→ **Text block**

-- Opening Marker --

Personnel note: Ryan Duffy joining U.S. Sugar” via Florida Politics – Ryan Duffy, who joined Hill+Knowlton Strategies after serving as former House Speaker Will Weatherford‘s spokesman, now will be heading to U.S. Sugar as its Director of Corporate Communications, the company announced Friday.

New and renewed lobby registrations: Fred Dickinson, Erik Kirk, Will McKinley, PooleMcKinley: Gigamon, Inc.

— ALOE —

What Laura Jolly is reading –Former Delaware TV sports journalist, ex-Clearwater mayor Brian Aungst recognized by Phillies” via Meghan Montemurro of the Delaware News Journal – A John Dickinson High School grad and former Wilmington University baseball player, Aungst‘s journey took him from Delaware to Florida. It was there, as Clearwater’s mayor for six years (1999-05), Aungst was instrumental in the city’s economical development and facilitating the partnership between Clearwater, Pinellas County and the Phillies in the building of what is now known as Spectrum Field. Aungst and his wife of 41 years, Karen, were recognized before Friday’s Phillies game at Citizens Bank Park as Mr. and Mrs. Clearwater for 2017. Aungst, 63, fired a strike to the Phillie Phanatic as Karen, who is battling brain cancer, looked on. They were chosen by the Clearwater Regional Chamber of Commerce for their highest honor.

-- Closing Marker --

→ **Records supplied**
-- Opening Marker --

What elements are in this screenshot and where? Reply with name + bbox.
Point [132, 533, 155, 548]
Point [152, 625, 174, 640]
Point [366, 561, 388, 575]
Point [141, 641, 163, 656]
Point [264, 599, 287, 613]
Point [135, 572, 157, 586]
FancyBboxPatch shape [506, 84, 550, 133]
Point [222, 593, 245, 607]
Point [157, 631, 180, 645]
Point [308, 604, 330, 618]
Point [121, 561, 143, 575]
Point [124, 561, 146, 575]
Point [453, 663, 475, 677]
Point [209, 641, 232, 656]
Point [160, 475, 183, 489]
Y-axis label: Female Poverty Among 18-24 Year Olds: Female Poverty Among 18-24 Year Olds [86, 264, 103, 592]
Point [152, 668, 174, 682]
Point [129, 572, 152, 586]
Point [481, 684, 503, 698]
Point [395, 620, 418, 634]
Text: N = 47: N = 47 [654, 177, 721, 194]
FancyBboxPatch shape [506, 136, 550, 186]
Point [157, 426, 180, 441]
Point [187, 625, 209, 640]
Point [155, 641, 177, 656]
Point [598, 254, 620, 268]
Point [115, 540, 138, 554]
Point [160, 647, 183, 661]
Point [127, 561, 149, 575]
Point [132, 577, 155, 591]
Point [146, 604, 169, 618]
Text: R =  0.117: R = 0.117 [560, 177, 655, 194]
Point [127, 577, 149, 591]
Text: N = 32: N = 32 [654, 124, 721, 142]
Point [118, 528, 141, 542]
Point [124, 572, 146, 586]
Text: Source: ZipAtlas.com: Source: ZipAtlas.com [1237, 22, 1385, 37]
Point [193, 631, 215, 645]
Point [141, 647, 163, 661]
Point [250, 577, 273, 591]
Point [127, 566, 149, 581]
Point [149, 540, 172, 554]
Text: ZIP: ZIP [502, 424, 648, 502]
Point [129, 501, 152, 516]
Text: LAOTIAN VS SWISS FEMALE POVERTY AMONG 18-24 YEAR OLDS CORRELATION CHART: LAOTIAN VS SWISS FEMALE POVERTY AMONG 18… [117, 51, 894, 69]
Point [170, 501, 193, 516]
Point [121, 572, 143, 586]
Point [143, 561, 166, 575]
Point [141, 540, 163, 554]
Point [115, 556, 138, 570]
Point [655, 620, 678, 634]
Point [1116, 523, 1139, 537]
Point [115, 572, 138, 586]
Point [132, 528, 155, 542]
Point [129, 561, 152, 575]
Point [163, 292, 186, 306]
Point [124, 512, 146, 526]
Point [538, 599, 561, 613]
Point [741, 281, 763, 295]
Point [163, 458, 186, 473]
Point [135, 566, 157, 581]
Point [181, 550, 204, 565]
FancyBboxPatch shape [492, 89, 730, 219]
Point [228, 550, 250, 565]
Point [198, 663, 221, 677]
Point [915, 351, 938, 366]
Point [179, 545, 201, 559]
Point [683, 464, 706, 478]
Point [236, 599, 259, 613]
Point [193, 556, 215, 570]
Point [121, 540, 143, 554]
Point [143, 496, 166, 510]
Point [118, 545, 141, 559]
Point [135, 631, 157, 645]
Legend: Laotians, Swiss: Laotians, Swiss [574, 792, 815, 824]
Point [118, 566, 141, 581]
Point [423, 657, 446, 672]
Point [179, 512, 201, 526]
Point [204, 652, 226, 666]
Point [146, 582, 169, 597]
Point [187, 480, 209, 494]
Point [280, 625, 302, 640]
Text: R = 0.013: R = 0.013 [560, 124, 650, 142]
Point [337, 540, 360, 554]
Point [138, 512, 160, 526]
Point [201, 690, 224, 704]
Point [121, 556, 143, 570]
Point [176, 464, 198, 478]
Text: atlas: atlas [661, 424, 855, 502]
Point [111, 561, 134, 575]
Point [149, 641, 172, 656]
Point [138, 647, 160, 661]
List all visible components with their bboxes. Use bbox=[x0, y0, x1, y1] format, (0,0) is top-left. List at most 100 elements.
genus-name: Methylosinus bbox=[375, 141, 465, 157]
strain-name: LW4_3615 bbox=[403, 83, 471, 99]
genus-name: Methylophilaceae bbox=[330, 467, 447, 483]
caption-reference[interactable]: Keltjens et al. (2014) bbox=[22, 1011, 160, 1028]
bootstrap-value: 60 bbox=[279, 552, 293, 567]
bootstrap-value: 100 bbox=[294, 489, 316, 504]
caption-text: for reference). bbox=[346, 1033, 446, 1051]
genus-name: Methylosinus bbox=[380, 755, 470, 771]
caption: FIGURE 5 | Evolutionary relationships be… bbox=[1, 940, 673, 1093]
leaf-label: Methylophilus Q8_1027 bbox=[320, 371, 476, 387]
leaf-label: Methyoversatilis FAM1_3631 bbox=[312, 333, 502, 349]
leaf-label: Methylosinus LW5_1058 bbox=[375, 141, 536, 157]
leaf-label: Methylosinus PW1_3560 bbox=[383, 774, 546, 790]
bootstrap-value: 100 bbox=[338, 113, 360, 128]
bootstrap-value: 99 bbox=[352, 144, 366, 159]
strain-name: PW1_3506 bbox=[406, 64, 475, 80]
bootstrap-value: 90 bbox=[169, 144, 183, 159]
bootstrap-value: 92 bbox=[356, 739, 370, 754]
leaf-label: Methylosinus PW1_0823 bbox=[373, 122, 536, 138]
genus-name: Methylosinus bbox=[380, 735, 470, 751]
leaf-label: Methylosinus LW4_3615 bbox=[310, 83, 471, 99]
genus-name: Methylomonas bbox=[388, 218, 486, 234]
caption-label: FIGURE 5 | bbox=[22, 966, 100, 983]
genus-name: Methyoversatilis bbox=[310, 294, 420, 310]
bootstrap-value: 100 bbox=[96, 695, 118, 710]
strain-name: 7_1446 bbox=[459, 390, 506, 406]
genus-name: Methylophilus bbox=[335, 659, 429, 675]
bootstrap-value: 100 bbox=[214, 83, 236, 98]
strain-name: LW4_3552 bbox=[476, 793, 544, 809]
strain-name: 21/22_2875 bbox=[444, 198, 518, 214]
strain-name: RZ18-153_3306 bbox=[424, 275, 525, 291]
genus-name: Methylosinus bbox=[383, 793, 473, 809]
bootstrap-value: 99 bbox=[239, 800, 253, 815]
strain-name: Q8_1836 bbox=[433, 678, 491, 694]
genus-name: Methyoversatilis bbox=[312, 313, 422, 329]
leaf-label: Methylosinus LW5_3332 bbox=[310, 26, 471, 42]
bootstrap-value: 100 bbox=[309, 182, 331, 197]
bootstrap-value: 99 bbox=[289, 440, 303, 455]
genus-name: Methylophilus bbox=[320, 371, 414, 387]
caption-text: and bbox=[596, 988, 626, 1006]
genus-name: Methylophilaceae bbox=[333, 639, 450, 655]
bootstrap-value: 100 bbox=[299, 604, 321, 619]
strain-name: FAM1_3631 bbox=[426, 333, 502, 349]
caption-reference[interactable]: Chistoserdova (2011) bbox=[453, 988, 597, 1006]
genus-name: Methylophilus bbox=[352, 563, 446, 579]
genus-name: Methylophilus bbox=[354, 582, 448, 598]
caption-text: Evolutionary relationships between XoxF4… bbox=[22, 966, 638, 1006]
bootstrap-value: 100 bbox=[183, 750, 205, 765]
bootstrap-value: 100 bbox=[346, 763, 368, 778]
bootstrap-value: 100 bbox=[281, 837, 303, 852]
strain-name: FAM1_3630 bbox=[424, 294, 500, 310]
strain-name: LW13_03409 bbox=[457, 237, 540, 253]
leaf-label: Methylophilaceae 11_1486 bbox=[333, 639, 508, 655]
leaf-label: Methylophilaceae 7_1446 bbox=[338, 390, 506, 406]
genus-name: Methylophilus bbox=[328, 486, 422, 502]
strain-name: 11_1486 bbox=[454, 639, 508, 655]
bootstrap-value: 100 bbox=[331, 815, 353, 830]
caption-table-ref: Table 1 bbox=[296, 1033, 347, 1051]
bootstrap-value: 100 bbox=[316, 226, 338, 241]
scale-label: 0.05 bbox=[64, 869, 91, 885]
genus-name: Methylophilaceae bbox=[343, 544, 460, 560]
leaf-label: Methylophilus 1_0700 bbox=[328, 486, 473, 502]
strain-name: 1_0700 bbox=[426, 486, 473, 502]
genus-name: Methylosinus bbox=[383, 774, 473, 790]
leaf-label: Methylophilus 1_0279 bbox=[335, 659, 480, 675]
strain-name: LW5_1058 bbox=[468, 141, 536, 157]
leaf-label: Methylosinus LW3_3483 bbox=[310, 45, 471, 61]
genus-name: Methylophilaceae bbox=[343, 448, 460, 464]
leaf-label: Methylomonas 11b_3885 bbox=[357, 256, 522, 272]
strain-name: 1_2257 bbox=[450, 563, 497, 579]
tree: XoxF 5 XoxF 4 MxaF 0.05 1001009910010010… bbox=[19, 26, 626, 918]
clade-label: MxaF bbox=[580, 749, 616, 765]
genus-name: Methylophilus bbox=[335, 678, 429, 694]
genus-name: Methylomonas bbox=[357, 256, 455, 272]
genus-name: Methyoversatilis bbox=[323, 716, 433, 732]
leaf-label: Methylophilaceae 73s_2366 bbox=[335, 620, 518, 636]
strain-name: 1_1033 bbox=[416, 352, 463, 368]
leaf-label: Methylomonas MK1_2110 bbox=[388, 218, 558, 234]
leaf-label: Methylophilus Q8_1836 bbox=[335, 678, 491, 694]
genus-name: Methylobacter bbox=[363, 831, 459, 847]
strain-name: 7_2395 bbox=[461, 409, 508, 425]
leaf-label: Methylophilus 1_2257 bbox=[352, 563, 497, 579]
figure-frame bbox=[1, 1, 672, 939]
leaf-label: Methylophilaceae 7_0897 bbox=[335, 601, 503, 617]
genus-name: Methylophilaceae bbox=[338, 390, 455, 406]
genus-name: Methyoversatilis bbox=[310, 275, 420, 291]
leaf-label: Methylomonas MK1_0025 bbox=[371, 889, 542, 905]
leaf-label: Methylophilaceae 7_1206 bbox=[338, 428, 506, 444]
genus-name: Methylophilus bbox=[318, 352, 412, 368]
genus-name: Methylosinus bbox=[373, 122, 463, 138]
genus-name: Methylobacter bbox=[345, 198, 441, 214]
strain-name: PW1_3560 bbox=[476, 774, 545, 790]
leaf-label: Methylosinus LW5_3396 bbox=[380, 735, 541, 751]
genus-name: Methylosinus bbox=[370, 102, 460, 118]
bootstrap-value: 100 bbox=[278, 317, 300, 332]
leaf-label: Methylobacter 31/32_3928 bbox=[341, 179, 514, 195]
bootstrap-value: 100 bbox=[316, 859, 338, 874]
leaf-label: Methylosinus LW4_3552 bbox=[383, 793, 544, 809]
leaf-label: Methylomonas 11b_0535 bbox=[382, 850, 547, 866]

-- Closing Marker --

→ **What is being asked**
Continue the Florida politics news roundup, starting right after its last sentence about the Clearwater chamber's honor.

→ **Response to the task**
Greyhound races are a thing of the past. Here’s why Florida still hasn’t learned that.” via Duncan Strauss of The Washington Post – Florida is an outlier. The state is home to 12 of those greyhound tracks, which keep hosting races even as crowds and profits dwindle. When Atascocita Laden crossed the finish line, only about 20 spectators were trackside. The Palm Beach Kennel Club and its peers collectively lose about $30 million each year on dog racing … This confounding situation is the result of a weird wrinkle in Florida law that requires the tracks to offer dog racing to operate their highly lucrative card rooms. The Florida legislature, seeking to limit the number of card rooms statewide, passed a statute in 1997 that stipulated licenses would go only to existing “pari-mutuel” betting facilities — horse tracks, jai alai courts and, yes, dog tracks. The result is that the 7,000 or so racing greyhounds in Florida are running merely to keep the poker tables full. These days, the Palm Beach Kennel Club — a sprawling compound that also features simulcasts of horse racing held elsewhere, an enormous poker room, two restaurants and multiple concession stands — offers 15 dog races daily, with an additional 15 Friday and Saturday nights. On that Sunday, the grandstand above Atascocita Laden was a vast sea of empty seats, but the poker-room tables were packed.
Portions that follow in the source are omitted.